▶ **YOUR TASK**: Using the data below, determine the number of lines that include the string "xlabel". Write only that number.

▶ **MATERIAL PROVIDED**:
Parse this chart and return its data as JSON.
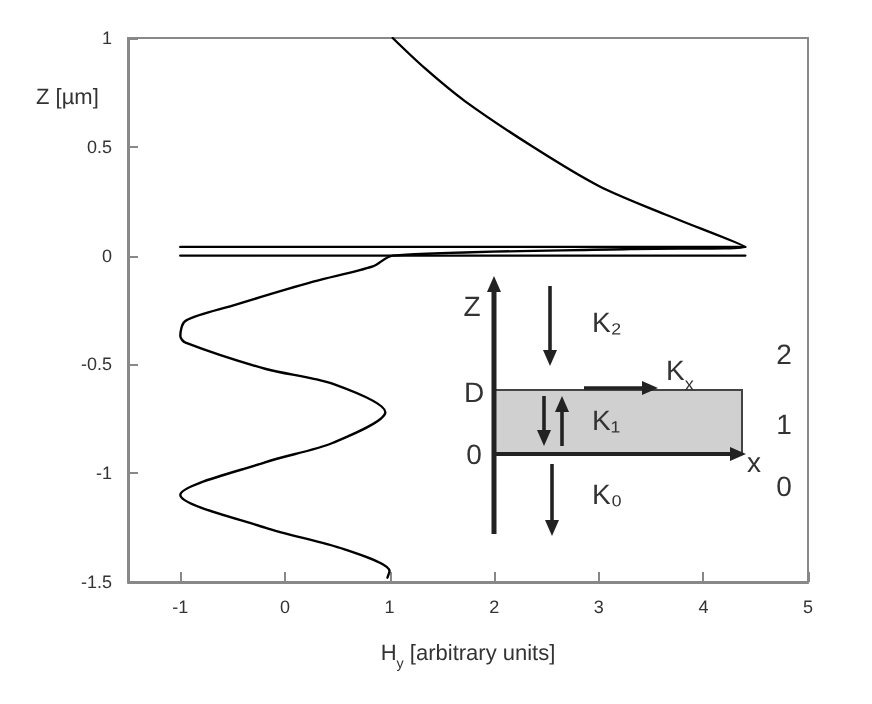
{
  "chart_data": {
    "type": "line",
    "xlabel": "H$_{y}$ [arbitrary units]",
    "ylabel": "Z [µm]",
    "xlim": [
      -1.5,
      5
    ],
    "xticks": [
      -1,
      0,
      1,
      2,
      3,
      4,
      5
    ],
    "ylim": [
      -1.5,
      1
    ],
    "yticks": [
      -1.5,
      -1,
      -0.5,
      0,
      0.5,
      1
    ],
    "grid": false,
    "marker": "none",
    "line_style": "solid",
    "series": [
      {
        "color": "#000000",
        "x": [
          1.03,
          1.34,
          1.72,
          2.37,
          3.0,
          3.63,
          4.4,
          3.3,
          1.03,
          0.84,
          0.27,
          -0.5,
          -0.95,
          -1.0,
          -0.95,
          -0.19,
          0.46,
          0.96,
          0.46,
          -0.19,
          -1.0,
          -0.19,
          0.57,
          1.0,
          0.98
        ],
        "values": [
          1,
          0.86,
          0.71,
          0.5,
          0.32,
          0.19,
          0.04,
          0.03,
          0,
          -0.05,
          -0.12,
          -0.23,
          -0.3,
          -0.37,
          -0.4,
          -0.52,
          -0.59,
          -0.72,
          -0.86,
          -0.95,
          -1.1,
          -1.25,
          -1.35,
          -1.45,
          -1.48
        ]
      },
      {
        "color": "#000000",
        "x": [
          -1,
          4.4
        ],
        "values": [
          0,
          0
        ]
      },
      {
        "color": "#000000",
        "x": [
          -1,
          4.4
        ],
        "values": [
          0.04,
          0.04
        ]
      }
    ],
    "annotations": [
      "Z",
      "K₂",
      "D",
      "K$_{x}$",
      "K₁",
      "0",
      "x",
      "K₀",
      "2",
      "1",
      "0"
    ]
  }
}
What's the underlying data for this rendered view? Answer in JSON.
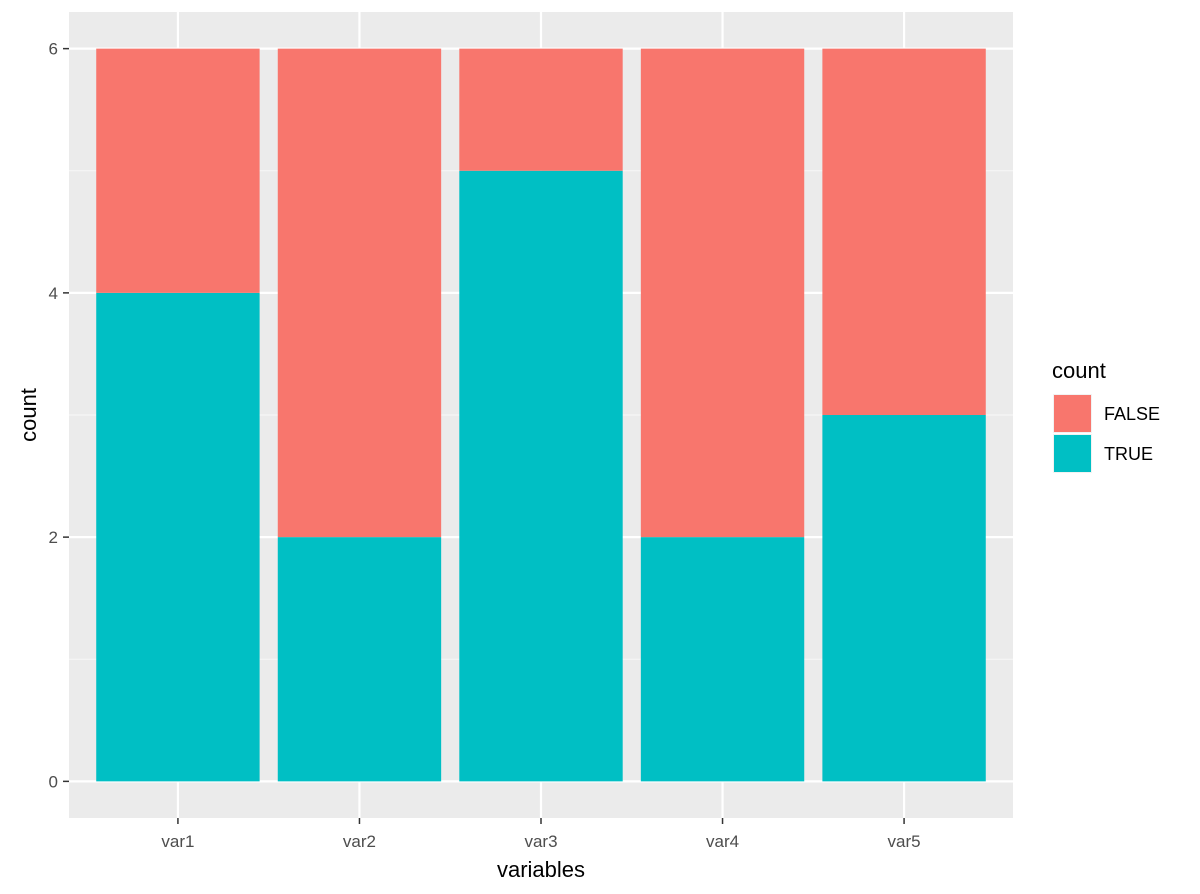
{
  "chart_data": {
    "type": "bar",
    "stacked": true,
    "categories": [
      "var1",
      "var2",
      "var3",
      "var4",
      "var5"
    ],
    "series": [
      {
        "name": "TRUE",
        "values": [
          4,
          2,
          5,
          2,
          3
        ],
        "color": "#00BFC4"
      },
      {
        "name": "FALSE",
        "values": [
          2,
          4,
          1,
          4,
          3
        ],
        "color": "#F8766D"
      }
    ],
    "xlabel": "variables",
    "ylabel": "count",
    "ylim": [
      -0.3,
      6.3
    ],
    "yticks": [
      "0",
      "2",
      "4",
      "6"
    ],
    "grid": true,
    "legend": {
      "title": "count",
      "placement": "right",
      "entries": [
        "FALSE",
        "TRUE"
      ]
    },
    "colors": {
      "panel_background": "#EBEBEB",
      "grid_major": "#FFFFFF",
      "grid_minor": "#F5F5F5",
      "tick_text": "#4D4D4D",
      "tick_mark": "#333333"
    }
  }
}
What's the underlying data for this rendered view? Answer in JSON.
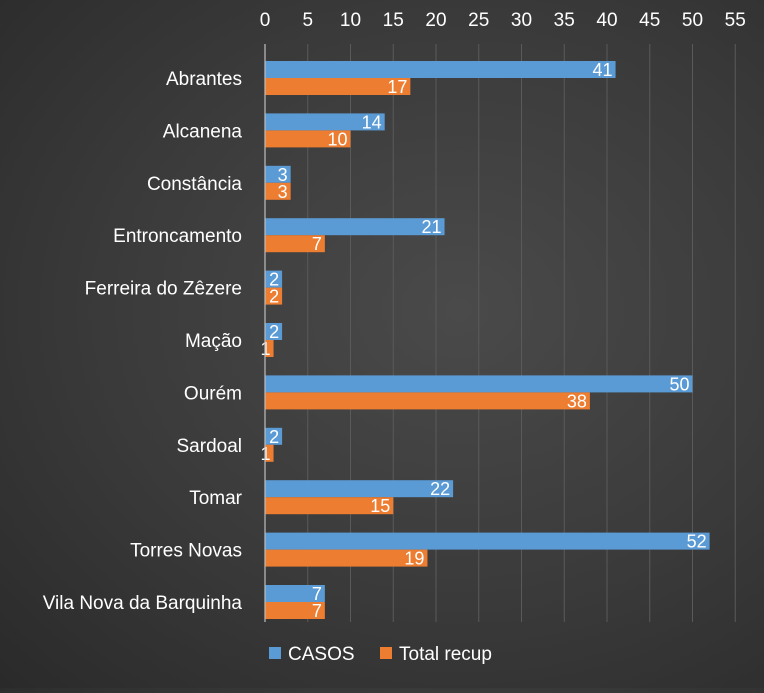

▶ **WRITTEN REPLY**: 2